BEGIN TASK INPUTS

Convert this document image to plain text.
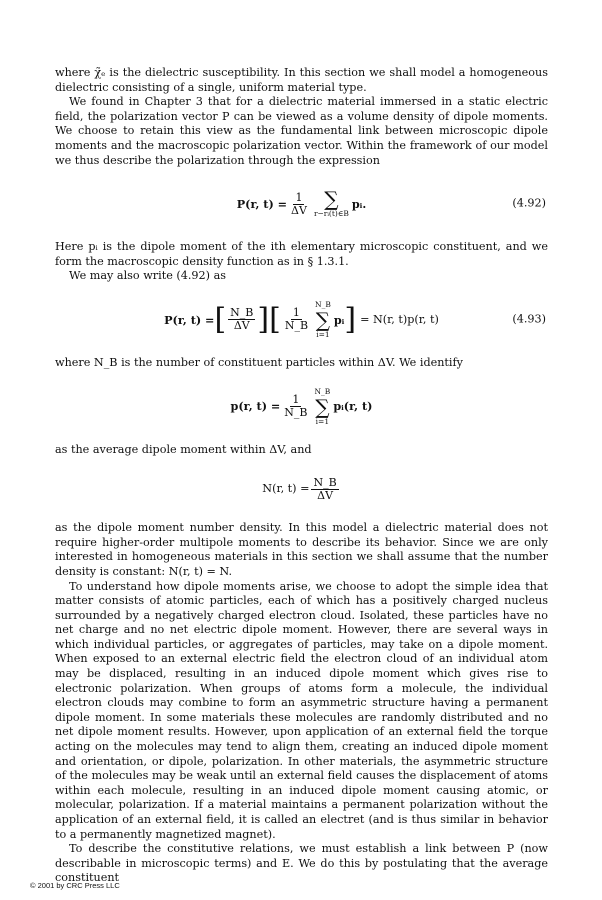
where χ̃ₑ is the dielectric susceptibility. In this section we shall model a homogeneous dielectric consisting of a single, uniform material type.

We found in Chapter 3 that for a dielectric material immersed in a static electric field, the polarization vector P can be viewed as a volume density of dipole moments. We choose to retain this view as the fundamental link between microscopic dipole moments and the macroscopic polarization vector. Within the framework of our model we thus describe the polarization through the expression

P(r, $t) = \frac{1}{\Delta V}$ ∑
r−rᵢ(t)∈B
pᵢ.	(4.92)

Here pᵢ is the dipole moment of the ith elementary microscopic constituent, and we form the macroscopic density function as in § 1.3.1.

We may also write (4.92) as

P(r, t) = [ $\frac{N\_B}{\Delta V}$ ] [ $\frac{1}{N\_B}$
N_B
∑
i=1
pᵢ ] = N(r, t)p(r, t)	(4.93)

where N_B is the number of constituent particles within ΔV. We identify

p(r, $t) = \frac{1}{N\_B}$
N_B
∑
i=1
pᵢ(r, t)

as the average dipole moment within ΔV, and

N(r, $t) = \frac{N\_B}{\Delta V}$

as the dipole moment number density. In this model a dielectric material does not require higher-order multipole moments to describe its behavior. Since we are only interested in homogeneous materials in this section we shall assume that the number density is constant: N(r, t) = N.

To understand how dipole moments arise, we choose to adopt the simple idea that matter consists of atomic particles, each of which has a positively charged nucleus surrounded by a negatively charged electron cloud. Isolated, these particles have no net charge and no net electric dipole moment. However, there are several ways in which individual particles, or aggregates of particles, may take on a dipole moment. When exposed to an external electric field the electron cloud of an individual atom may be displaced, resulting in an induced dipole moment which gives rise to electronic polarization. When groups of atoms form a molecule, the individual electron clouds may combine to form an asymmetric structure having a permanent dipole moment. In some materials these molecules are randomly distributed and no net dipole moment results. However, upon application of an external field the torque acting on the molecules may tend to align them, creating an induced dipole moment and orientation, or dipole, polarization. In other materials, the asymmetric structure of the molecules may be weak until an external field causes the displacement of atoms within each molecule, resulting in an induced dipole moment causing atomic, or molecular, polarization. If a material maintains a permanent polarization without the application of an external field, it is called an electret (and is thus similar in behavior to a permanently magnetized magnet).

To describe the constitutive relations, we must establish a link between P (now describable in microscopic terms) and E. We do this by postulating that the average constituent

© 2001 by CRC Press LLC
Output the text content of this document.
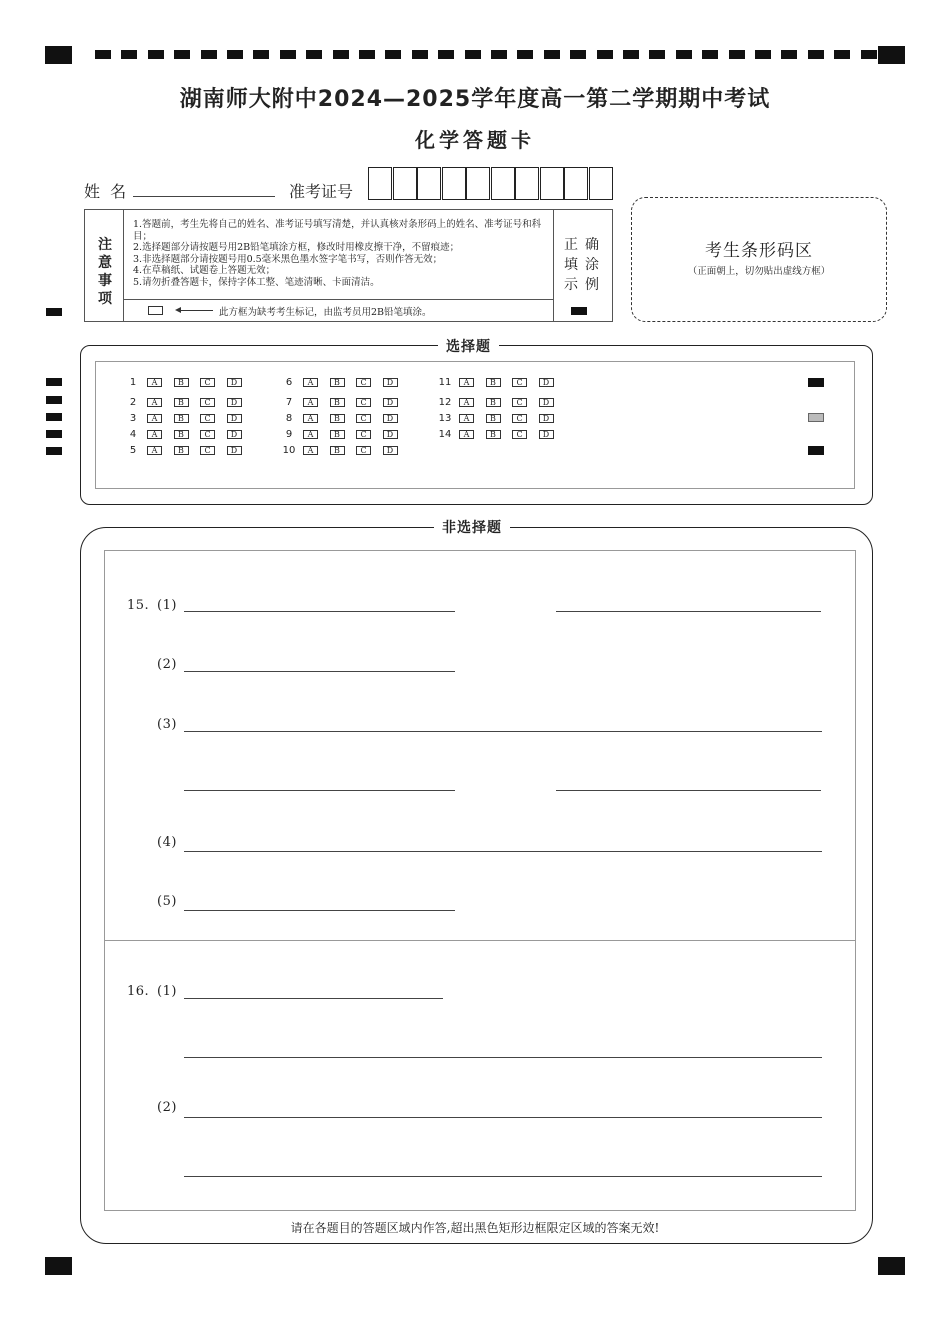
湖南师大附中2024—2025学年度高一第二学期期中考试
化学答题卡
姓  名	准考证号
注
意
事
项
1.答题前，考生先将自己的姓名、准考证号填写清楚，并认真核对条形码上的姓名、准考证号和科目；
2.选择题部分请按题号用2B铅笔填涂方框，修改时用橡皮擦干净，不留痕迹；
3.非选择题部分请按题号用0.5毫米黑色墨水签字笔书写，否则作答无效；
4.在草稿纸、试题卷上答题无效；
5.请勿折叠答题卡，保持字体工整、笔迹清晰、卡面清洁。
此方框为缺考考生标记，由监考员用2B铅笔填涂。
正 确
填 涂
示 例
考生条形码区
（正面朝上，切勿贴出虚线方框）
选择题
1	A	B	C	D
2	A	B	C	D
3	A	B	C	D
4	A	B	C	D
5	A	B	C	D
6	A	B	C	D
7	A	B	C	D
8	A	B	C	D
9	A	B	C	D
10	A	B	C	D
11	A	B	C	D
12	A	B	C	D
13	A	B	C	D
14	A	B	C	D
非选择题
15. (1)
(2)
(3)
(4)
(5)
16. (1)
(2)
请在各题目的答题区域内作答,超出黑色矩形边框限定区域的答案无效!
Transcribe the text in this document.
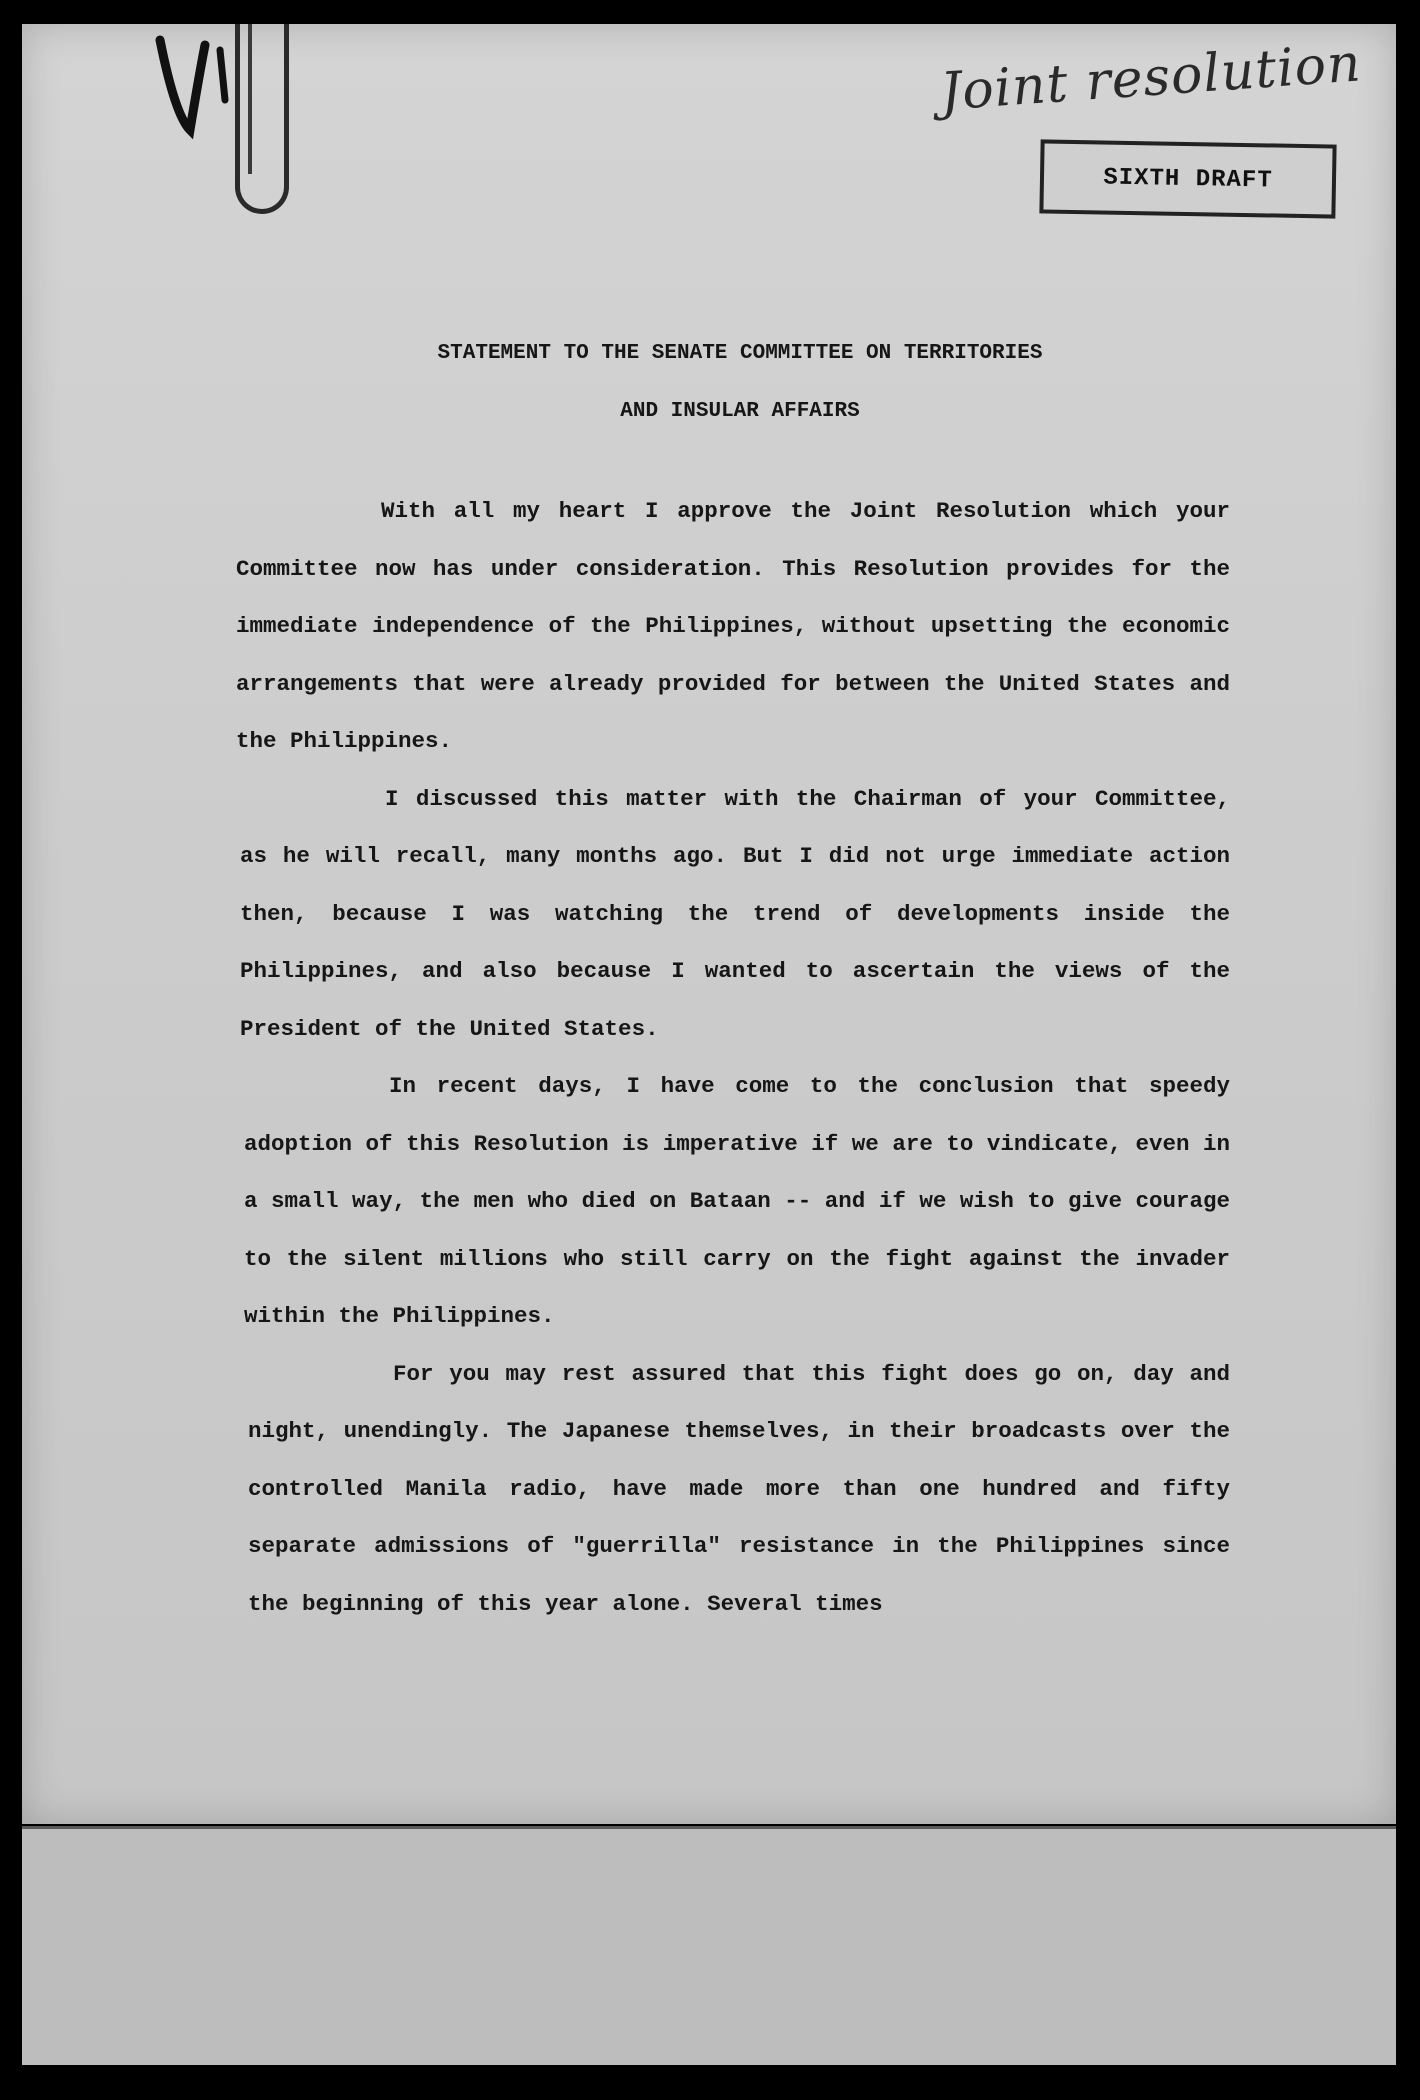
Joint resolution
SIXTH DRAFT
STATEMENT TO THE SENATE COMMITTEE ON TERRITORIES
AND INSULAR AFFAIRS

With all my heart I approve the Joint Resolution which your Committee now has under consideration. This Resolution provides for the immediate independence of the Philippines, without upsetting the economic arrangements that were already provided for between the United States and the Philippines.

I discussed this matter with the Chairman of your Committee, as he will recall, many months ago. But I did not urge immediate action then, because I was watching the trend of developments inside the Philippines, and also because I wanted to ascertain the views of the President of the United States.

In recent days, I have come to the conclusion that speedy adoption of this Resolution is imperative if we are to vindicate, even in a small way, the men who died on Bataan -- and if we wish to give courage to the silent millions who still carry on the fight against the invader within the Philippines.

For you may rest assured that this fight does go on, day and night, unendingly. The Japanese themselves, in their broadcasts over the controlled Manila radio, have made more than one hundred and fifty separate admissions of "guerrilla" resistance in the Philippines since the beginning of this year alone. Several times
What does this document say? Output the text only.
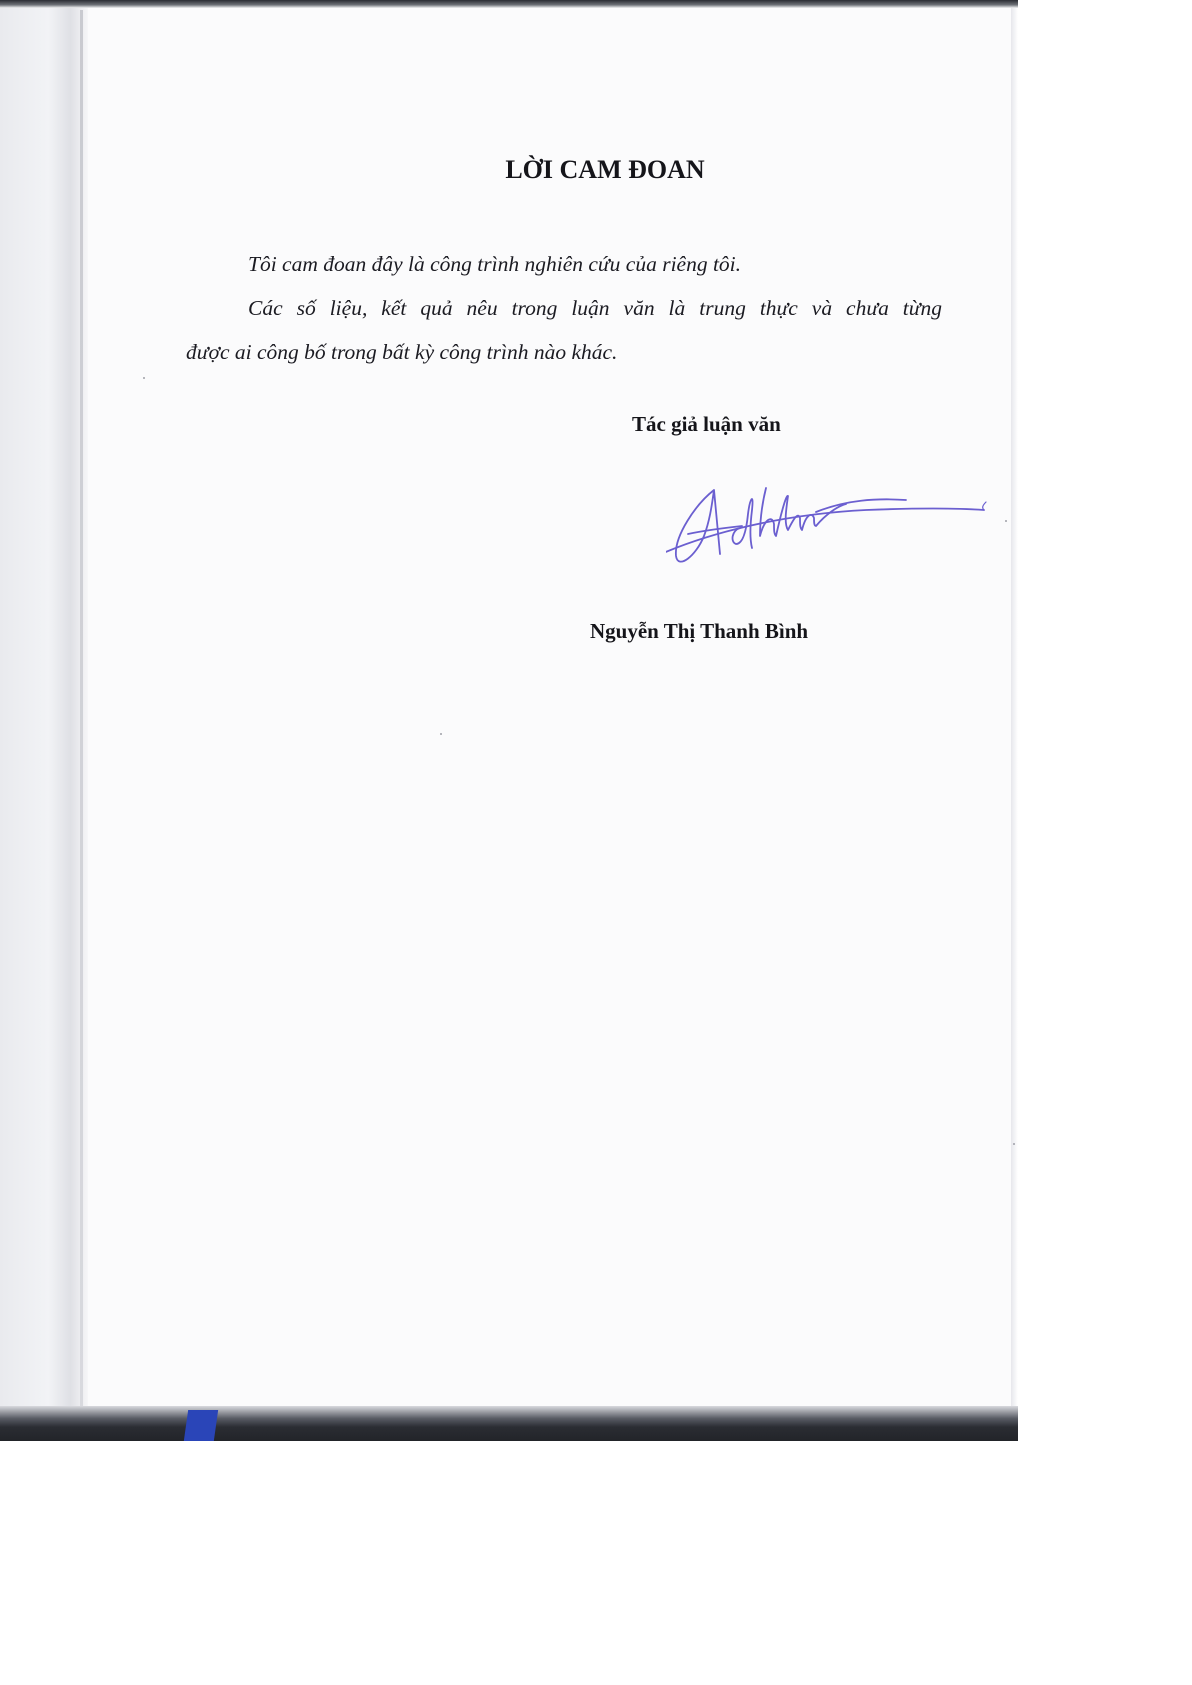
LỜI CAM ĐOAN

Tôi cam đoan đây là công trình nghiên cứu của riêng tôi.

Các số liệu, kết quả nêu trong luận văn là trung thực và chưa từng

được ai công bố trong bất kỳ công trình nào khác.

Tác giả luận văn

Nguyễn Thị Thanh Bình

END TASK INPUTS

Produce an exact copy of the lines from the line containing "What does this" through the last line of the records, with no pictures and no other text.

▶ _RESULT OF THE EXERCISE_:
What does this document say? Output the text only.
LỜI CAM ĐOAN

Tôi cam đoan đây là công trình nghiên cứu của riêng tôi.

Các số liệu, kết quả nêu trong luận văn là trung thực và chưa từng

được ai công bố trong bất kỳ công trình nào khác.

Tác giả luận văn

Nguyễn Thị Thanh Bình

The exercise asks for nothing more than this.